● **Objective**:
From the entries that follow, pick out all lines holding "rotary".

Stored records
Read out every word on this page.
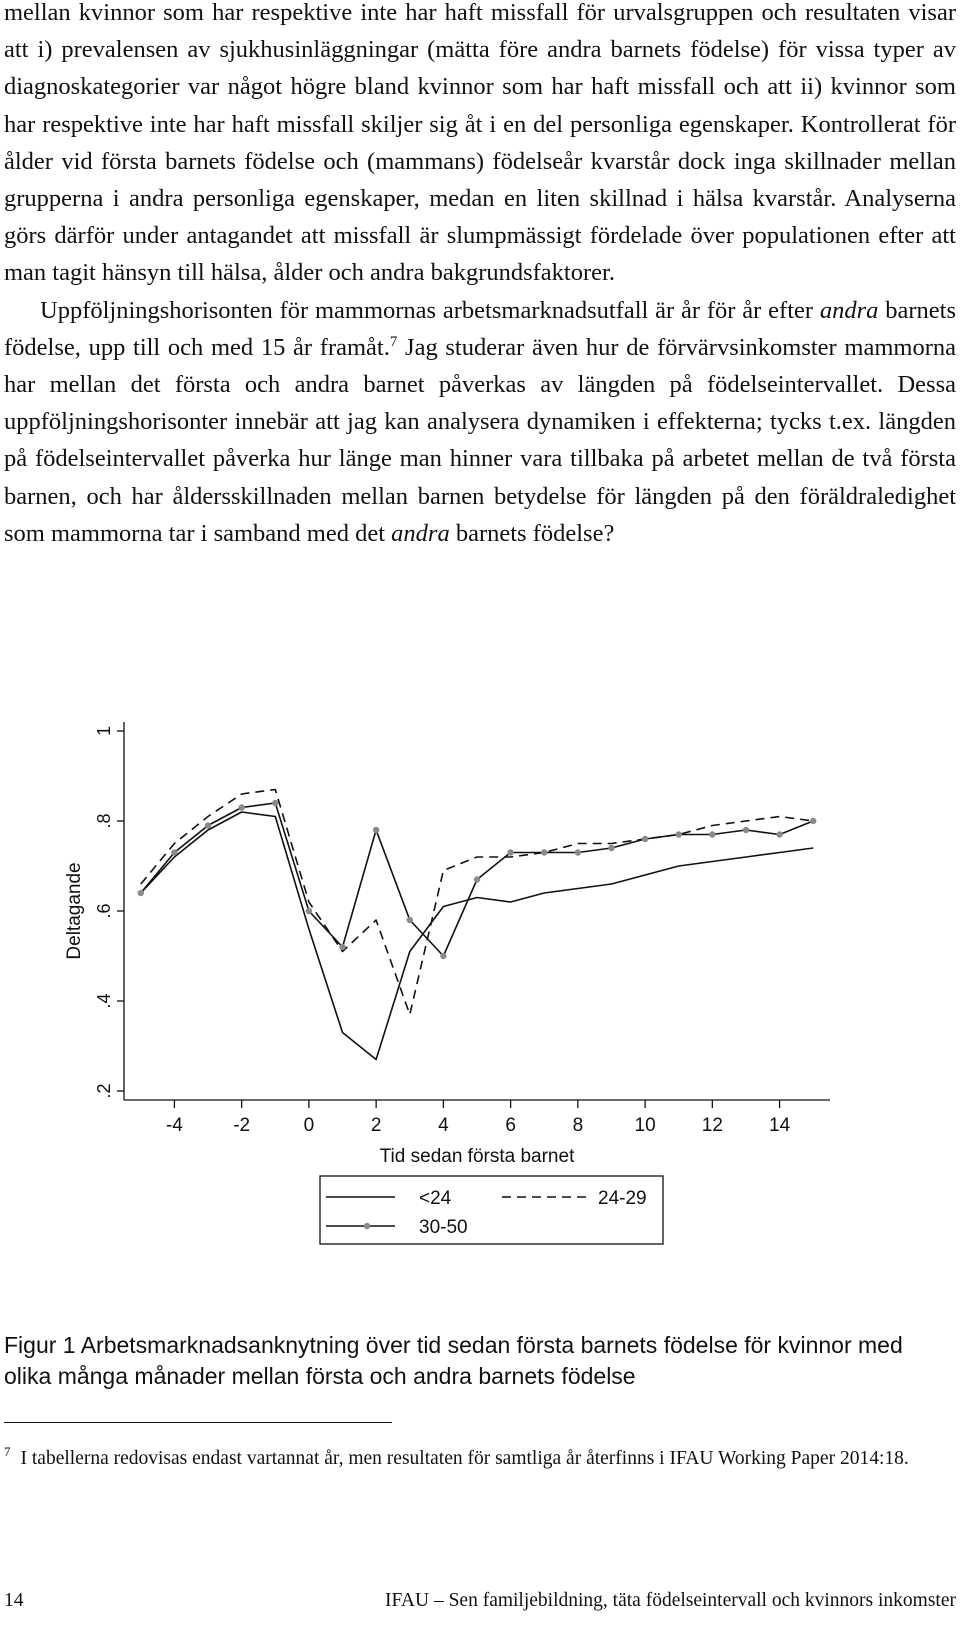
mellan kvinnor som har respektive inte har haft missfall för urvalsgruppen och resultaten visar att i) prevalensen av sjukhusinläggningar (mätta före andra barnets födelse) för vissa typer av diagnoskategorier var något högre bland kvinnor som har haft missfall och att ii) kvinnor som har respektive inte har haft missfall skiljer sig åt i en del personliga egenskaper. Kontrollerat för ålder vid första barnets födelse och (mammans) födelseår kvarstår dock inga skillnader mellan grupperna i andra personliga egenskaper, medan en liten skillnad i hälsa kvarstår. Analyserna görs därför under antagandet att missfall är slumpmässigt fördelade över populationen efter att man tagit hänsyn till hälsa, ålder och andra bakgrundsfaktorer.

Uppföljningshorisonten för mammornas arbetsmarknadsutfall är år för år efter andra barnets födelse, upp till och med 15 år framåt.$^7$ Jag studerar även hur de förvärvsinkomster mammorna har mellan det första och andra barnet påverkas av längden på födelseintervallet. Dessa uppföljningshorisonter innebär att jag kan analysera dynamiken i effekterna; tycks t.ex. längden på födelseintervallet påverka hur länge man hinner vara tillbaka på arbetet mellan de två första barnen, och har åldersskillnaden mellan barnen betydelse för längden på den föräldraledighet som mammorna tar i samband med det andra barnets födelse?

.2
.4
.6
.8
1
-4	-2	0	2	4	6	8	10 12 14
Deltagande
Tid sedan första barnet
<24	24-29
30-50

Figur 1 Arbetsmarknadsanknytning över tid sedan första barnets födelse för kvinnor med olika många månader mellan första och andra barnets födelse

$^7$ I tabellerna redovisas endast vartannat år, men resultaten för samtliga år återfinns i IFAU Working Paper 2014:18.

14	IFAU – Sen familjebildning, täta födelseintervall och kvinnors inkomster
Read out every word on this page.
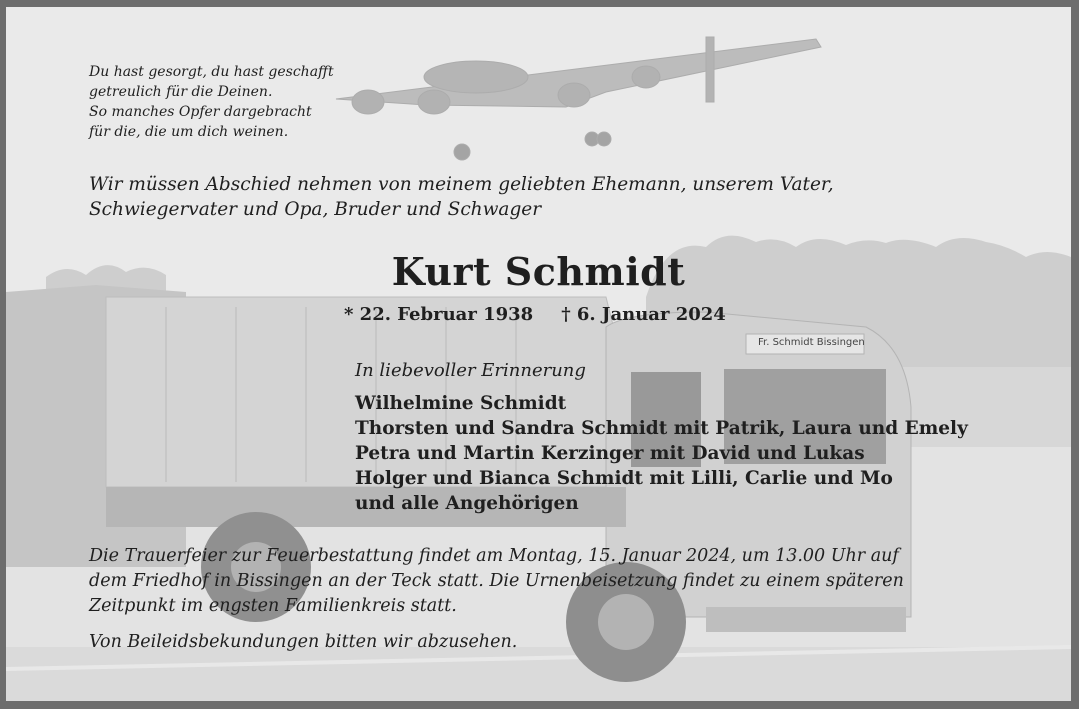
Fr. Schmidt Bissingen
Du hast gesorgt, du hast geschafft
getreulich für die Deinen.
So manches Opfer dargebracht
für die, die um dich weinen.
Wir müssen Abschied nehmen von meinem geliebten Ehemann, unserem Vater,
Schwiegervater und Opa, Bruder und Schwager
Kurt Schmidt
* 22. Februar 1938 † 6. Januar 2024
In liebevoller Erinnerung
Wilhelmine Schmidt
Thorsten und Sandra Schmidt mit Patrik, Laura und Emely
Petra und Martin Kerzinger mit David und Lukas
Holger und Bianca Schmidt mit Lilli, Carlie und Mo
und alle Angehörigen
Die Trauerfeier zur Feuerbestattung findet am Montag, 15. Januar 2024, um 13.00 Uhr auf
dem Friedhof in Bissingen an der Teck statt. Die Urnenbeisetzung findet zu einem späteren
Zeitpunkt im engsten Familienkreis statt.
Von Beileidsbekundungen bitten wir abzusehen.
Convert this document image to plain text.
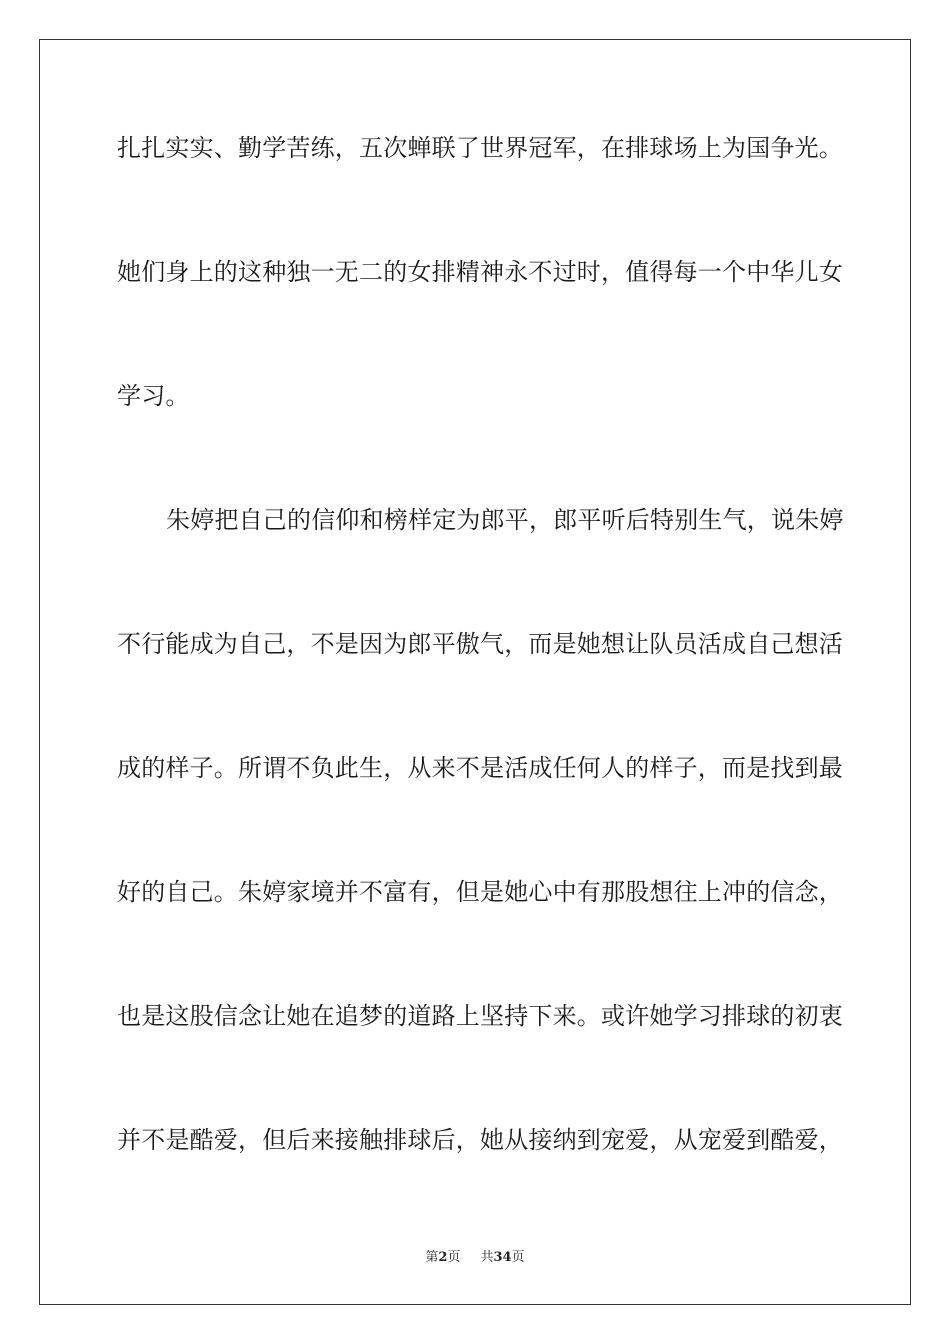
扎扎实实、勤学苦练，五次蝉联了世界冠军，在排球场上为国争光。
她们身上的这种独一无二的女排精神永不过时，值得每一个中华儿女
学习。
朱婷把自己的信仰和榜样定为郎平，郎平听后特别生气，说朱婷
不行能成为自己，不是因为郎平傲气，而是她想让队员活成自己想活
成的样子。所谓不负此生，从来不是活成任何人的样子，而是找到最
好的自己。朱婷家境并不富有，但是她心中有那股想往上冲的信念，
也是这股信念让她在追梦的道路上坚持下来。或许她学习排球的初衷
并不是酷爱，但后来接触排球后，她从接纳到宠爱，从宠爱到酷爱，
第2页 共34页
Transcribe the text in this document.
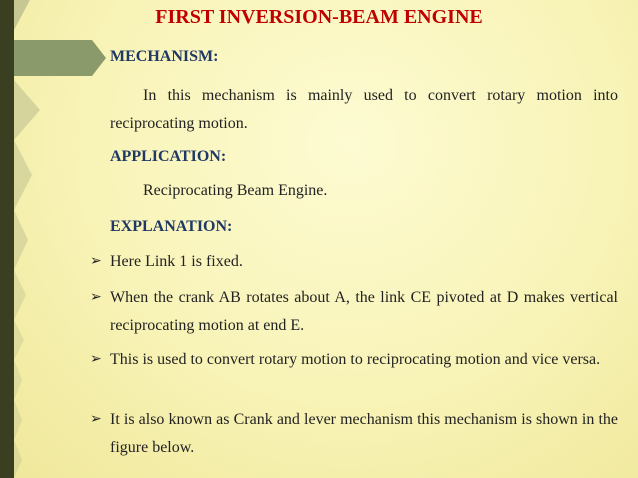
FIRST INVERSION-BEAM ENGINE
MECHANISM:
In this mechanism is mainly used to convert rotary motion into reciprocating motion.
APPLICATION:
Reciprocating Beam Engine.
EXPLANATION:
➢ Here Link 1 is fixed.
➢ When the crank AB rotates about A, the link CE pivoted at D makes vertical reciprocating motion at end E.
➢ This is used to convert rotary motion to reciprocating motion and vice versa.
➢ It is also known as Crank and lever mechanism this mechanism is shown in the figure below.
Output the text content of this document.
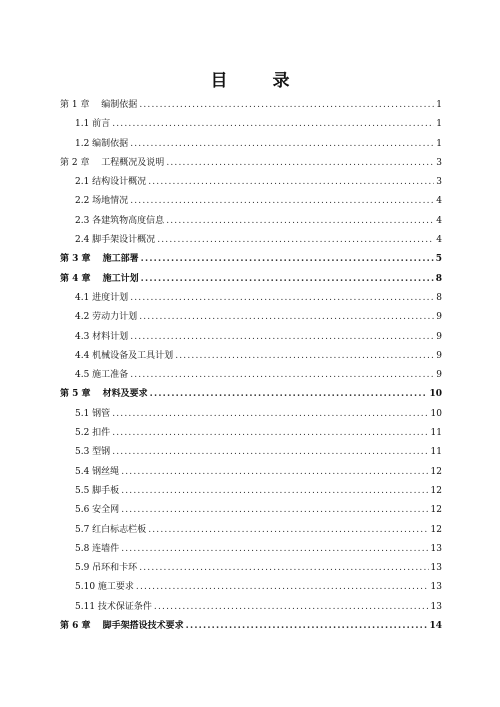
目　录
第 1 章　 编制依据 .....	1
1.1 前言 .....	1
1.2 编制依据 .....	1
第 2 章　 工程概况及说明 .....	3
2.1 结构设计概况 .....	3
2.2 场地情况 .....	4
2.3 各建筑物高度信息 .....	4
2.4 脚手架设计概况 .....	4
第 3 章　 施工部署 .....	5
第 4 章　 施工计划 .....	8
4.1 进度计划 .....	8
4.2 劳动力计划 .....	9
4.3 材料计划 .....	9
4.4 机械设备及工具计划 .....	9
4.5 施工准备 .....	9
第 5 章　 材料及要求 .....	10
5.1 钢管 .....	10
5.2 扣件 .....	11
5.3 型钢 .....	11
5.4 钢丝绳 .....	12
5.5 脚手板 .....	12
5.6 安全网 .....	12
5.7 红白标志栏板 .....	12
5.8 连墙件 .....	13
5.9 吊环和卡环 .....	13
5.10 施工要求 .....	13
5.11 技术保证条件 .....	13
第 6 章　 脚手架搭设技术要求 .....	14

● **Solution**:
In this mechanism is mainly used to convert rotary motion into reciprocating motion.
➢ This is used to convert rotary motion to reciprocating motion and vice versa.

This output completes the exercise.